__SHORT EXERCISE__
Pick out each line of the records that includes the string "xlabel", and copy it.

((

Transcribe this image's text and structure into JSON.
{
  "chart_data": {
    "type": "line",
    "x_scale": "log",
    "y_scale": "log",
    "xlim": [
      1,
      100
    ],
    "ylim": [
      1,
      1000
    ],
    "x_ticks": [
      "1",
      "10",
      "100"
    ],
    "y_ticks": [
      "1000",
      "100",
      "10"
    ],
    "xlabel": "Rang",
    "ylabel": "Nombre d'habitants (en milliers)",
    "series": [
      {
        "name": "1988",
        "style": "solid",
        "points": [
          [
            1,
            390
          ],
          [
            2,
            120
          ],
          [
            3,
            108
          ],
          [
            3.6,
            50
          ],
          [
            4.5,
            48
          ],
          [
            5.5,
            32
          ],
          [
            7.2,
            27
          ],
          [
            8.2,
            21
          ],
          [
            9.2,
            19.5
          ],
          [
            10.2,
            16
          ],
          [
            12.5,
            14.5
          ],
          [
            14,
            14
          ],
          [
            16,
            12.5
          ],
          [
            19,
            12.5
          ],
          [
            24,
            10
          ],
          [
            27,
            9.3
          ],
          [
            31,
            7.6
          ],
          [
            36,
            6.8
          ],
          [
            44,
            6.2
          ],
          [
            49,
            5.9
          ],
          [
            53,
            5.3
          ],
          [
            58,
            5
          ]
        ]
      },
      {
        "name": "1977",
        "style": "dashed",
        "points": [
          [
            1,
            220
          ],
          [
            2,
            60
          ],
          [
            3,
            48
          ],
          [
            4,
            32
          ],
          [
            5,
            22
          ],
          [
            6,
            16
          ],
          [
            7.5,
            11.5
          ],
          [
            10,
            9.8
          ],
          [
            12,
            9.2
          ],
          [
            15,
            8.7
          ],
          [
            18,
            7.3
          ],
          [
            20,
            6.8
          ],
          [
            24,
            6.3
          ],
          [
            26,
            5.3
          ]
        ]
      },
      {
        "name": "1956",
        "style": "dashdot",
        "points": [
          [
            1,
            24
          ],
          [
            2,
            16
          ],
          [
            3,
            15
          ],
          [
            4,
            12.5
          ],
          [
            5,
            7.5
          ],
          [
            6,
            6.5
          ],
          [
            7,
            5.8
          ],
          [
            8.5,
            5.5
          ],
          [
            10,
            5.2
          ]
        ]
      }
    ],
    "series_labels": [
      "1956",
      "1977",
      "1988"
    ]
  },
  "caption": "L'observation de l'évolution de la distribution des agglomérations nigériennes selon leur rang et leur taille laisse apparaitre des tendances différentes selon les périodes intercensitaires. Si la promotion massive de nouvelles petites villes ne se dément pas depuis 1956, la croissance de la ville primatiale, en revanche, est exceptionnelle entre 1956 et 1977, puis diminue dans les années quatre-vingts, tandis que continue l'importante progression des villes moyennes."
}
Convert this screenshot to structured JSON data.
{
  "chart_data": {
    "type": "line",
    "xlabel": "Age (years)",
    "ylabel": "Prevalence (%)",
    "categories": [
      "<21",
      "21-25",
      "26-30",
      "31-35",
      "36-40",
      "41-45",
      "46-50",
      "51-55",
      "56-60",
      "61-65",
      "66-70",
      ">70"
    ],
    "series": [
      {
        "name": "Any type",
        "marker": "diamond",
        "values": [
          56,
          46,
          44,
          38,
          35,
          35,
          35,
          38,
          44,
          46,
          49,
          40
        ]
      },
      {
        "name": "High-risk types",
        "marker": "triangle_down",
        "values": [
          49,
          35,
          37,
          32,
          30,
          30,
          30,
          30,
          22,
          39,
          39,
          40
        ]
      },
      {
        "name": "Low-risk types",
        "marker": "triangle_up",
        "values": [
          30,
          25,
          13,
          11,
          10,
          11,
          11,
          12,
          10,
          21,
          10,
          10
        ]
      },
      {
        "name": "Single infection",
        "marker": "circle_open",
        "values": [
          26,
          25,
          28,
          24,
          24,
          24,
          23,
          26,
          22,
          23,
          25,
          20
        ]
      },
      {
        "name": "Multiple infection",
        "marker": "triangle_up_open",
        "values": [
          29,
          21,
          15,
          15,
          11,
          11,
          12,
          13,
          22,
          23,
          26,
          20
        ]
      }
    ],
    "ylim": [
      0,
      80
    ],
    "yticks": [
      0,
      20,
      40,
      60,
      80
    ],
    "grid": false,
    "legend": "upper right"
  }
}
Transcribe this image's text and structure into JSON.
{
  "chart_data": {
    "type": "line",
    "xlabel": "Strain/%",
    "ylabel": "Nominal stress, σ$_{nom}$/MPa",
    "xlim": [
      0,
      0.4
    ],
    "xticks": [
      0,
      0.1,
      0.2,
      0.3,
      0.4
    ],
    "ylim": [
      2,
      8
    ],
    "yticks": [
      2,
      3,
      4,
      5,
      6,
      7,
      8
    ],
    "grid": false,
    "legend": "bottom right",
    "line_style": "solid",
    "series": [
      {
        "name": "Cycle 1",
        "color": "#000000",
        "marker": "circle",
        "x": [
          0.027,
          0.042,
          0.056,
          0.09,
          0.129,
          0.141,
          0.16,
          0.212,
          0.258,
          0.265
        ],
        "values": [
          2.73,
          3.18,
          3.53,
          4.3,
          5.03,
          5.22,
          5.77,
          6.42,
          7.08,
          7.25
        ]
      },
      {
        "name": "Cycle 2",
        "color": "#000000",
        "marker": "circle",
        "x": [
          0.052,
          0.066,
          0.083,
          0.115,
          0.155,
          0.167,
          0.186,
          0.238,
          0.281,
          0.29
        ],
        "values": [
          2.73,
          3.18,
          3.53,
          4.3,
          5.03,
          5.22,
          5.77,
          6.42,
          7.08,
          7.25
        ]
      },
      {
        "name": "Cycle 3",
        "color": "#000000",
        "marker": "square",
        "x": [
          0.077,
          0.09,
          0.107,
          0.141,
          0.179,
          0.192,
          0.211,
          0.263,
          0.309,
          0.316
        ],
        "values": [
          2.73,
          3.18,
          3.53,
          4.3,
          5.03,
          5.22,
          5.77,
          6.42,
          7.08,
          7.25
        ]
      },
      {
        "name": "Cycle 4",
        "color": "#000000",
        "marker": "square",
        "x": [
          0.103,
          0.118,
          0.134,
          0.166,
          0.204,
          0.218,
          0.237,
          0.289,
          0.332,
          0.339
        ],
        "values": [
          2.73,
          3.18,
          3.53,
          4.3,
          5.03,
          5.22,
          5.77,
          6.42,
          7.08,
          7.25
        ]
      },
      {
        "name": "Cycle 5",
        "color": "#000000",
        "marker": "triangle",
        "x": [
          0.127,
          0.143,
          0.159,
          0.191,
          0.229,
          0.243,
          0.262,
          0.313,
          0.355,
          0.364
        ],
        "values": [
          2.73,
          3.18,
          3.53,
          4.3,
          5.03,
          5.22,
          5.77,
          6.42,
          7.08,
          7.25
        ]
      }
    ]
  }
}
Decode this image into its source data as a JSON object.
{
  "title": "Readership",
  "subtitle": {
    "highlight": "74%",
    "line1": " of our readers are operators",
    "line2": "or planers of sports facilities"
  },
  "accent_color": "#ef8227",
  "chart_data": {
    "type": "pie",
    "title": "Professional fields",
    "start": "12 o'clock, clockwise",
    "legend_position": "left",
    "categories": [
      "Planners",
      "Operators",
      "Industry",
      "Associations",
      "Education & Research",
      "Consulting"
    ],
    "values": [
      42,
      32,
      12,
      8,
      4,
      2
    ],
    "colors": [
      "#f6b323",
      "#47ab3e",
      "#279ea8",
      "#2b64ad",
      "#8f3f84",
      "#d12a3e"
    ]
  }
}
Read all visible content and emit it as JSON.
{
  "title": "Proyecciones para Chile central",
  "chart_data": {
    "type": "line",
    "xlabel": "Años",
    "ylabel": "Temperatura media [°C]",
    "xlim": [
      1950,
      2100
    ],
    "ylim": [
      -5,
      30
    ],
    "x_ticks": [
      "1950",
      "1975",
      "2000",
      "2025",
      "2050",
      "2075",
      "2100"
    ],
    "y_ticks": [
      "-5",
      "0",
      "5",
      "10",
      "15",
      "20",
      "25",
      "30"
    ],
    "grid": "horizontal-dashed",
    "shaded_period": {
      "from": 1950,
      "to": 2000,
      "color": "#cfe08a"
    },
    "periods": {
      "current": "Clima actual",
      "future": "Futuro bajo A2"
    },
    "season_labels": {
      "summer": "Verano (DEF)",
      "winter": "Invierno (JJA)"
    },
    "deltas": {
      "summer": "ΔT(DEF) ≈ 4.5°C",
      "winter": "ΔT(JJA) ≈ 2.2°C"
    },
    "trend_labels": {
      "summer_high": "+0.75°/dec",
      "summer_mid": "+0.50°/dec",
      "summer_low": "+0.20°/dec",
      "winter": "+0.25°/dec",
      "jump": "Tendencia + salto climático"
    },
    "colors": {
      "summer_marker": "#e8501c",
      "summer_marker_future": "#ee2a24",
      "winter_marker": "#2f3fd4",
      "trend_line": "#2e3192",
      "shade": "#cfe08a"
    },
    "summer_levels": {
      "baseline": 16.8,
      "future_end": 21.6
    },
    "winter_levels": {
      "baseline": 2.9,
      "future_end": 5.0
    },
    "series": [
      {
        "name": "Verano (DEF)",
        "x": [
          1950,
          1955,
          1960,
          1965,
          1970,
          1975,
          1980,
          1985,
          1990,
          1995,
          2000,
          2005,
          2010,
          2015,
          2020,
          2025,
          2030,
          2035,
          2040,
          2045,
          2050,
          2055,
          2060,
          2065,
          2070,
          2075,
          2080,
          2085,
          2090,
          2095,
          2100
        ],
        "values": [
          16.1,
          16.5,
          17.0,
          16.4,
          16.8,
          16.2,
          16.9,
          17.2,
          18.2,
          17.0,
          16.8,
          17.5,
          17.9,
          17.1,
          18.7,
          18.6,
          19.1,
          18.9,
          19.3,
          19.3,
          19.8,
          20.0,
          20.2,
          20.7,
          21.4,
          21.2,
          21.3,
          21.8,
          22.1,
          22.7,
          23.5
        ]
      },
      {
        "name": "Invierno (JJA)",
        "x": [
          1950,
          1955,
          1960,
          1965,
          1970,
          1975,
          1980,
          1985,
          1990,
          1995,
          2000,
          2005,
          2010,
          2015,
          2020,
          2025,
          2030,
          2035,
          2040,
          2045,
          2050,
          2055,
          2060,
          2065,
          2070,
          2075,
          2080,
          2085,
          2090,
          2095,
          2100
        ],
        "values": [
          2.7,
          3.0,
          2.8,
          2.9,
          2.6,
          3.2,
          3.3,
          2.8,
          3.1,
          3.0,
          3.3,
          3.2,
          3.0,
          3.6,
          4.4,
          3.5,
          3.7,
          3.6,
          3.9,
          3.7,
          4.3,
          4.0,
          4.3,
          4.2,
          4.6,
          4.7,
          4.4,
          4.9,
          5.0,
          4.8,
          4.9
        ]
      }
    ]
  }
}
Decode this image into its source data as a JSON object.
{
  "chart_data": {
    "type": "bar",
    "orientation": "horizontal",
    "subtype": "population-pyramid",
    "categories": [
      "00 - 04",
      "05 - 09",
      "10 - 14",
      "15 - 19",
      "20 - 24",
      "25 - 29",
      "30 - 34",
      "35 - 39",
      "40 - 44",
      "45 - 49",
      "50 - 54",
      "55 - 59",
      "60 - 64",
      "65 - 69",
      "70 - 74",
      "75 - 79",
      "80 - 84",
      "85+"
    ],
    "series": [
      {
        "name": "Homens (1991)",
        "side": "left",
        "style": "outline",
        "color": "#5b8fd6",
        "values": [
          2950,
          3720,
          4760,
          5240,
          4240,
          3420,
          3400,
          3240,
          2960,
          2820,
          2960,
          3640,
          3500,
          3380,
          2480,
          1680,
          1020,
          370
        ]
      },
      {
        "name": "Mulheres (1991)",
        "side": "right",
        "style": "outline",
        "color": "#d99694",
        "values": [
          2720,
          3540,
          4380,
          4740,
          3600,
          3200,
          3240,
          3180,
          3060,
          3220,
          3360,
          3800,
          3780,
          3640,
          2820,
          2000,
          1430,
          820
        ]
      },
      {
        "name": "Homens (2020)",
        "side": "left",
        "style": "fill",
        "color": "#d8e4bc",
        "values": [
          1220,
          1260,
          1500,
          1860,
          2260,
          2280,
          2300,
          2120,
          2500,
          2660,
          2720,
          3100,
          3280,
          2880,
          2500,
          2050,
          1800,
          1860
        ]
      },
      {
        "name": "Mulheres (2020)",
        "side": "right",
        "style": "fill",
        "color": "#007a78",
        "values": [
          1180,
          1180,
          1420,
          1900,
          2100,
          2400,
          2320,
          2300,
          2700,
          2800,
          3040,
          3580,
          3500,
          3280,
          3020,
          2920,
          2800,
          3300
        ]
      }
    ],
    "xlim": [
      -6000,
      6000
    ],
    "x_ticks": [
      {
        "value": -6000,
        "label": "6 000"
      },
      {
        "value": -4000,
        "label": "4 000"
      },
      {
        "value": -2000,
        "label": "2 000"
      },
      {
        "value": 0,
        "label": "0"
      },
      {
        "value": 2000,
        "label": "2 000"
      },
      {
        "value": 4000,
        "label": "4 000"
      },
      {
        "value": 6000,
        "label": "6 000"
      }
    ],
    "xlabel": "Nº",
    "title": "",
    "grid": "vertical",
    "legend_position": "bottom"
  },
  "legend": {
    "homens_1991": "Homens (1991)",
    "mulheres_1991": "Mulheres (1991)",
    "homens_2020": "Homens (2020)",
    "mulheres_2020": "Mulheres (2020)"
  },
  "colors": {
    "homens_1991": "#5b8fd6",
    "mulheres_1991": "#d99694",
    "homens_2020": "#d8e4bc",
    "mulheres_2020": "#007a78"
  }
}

))

__TASK RESPONSE__
    "xlabel": "Rang",
    "xlabel": "Age (years)",
    "xlabel": "Strain/%",
    "xlabel": "Años",
    "xlabel": "Nº",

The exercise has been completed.